Wherever a line holds the word "马銮湾产业园集美起步区", copy that line out.

Material for this exercise =
▶
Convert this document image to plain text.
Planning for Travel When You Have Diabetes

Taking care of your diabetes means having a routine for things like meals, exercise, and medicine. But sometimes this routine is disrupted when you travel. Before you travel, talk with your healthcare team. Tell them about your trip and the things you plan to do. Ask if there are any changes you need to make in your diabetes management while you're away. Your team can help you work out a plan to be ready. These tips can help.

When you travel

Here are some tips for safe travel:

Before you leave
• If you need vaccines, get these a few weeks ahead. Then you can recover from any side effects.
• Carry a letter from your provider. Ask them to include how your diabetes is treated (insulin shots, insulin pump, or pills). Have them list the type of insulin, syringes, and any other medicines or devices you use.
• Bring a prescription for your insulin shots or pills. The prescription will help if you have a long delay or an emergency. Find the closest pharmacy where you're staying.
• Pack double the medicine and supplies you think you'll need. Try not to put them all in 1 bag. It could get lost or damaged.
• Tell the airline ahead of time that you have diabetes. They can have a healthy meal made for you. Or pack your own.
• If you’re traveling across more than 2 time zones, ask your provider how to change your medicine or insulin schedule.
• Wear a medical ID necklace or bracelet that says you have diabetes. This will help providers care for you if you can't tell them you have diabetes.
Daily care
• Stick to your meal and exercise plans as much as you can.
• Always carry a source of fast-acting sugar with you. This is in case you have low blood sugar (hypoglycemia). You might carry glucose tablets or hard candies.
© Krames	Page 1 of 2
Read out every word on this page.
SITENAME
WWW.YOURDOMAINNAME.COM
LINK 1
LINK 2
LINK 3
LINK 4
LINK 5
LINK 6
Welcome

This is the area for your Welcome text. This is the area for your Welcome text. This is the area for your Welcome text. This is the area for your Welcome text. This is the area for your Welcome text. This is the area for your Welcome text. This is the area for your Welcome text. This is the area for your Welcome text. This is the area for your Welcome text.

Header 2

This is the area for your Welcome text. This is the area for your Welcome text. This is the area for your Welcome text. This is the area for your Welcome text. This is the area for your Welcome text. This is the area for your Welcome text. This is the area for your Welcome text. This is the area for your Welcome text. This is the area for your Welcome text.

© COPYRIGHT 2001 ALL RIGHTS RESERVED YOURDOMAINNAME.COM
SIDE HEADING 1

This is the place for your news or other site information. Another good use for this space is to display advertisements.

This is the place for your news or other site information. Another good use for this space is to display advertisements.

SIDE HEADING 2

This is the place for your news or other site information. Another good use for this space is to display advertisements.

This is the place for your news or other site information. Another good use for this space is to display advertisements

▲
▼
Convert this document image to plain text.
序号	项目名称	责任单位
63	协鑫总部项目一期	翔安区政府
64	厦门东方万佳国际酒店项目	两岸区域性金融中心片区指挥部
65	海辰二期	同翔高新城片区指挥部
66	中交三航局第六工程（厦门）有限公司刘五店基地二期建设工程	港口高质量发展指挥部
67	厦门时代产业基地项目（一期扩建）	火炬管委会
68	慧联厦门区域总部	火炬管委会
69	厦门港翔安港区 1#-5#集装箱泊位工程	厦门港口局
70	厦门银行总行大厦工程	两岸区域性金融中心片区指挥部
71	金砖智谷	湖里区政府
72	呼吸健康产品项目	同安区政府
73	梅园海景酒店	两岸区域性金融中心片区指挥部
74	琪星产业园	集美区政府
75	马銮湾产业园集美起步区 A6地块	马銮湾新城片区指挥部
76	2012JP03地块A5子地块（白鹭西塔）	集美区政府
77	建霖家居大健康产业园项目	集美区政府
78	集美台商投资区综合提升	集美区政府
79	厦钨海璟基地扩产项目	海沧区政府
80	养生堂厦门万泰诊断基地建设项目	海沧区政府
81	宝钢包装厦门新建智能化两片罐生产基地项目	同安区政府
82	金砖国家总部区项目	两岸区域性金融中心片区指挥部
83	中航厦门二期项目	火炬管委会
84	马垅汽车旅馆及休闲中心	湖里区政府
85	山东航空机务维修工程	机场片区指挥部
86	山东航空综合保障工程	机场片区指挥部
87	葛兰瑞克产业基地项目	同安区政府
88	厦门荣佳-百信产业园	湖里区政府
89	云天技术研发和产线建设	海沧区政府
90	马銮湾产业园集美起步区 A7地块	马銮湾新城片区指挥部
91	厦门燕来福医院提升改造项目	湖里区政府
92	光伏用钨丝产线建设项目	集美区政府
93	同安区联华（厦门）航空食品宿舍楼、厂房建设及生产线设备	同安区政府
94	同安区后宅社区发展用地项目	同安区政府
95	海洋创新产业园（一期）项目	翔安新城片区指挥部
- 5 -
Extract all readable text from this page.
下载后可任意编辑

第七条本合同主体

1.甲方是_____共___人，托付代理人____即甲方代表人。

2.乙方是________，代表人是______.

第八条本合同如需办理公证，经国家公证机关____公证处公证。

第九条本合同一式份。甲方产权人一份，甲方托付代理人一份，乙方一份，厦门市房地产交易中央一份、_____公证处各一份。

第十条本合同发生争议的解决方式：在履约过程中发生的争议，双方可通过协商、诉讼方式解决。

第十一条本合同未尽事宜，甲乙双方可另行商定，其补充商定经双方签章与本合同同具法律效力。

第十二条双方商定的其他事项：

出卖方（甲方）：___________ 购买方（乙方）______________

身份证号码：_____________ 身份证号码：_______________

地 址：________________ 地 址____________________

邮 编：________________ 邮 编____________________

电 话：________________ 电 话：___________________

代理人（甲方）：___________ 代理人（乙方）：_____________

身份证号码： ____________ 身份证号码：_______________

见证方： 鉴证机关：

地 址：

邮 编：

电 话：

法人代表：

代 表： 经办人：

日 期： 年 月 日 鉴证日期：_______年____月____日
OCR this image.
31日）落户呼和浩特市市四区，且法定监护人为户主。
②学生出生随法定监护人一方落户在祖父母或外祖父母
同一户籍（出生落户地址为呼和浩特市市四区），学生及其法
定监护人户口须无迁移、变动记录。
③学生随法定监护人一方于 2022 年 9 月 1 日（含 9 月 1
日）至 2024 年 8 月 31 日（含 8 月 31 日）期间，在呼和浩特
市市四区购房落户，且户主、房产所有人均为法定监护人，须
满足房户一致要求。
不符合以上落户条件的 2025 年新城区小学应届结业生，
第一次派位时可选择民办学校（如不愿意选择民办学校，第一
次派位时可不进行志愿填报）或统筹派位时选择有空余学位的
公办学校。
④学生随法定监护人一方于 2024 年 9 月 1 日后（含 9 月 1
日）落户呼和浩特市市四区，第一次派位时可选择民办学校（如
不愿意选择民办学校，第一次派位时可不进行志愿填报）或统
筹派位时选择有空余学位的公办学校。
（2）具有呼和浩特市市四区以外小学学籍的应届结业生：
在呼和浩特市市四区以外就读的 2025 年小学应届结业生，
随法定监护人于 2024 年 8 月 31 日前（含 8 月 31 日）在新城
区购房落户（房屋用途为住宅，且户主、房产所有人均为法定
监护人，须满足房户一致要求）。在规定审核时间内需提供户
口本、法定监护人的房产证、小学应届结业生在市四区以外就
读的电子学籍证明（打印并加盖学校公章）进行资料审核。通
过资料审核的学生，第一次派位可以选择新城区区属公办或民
◀
Task answer =
75	马銮湾产业园集美起步区 A6地块	马銮湾新城片区指挥部
90	马銮湾产业园集美起步区 A7地块	马銮湾新城片区指挥部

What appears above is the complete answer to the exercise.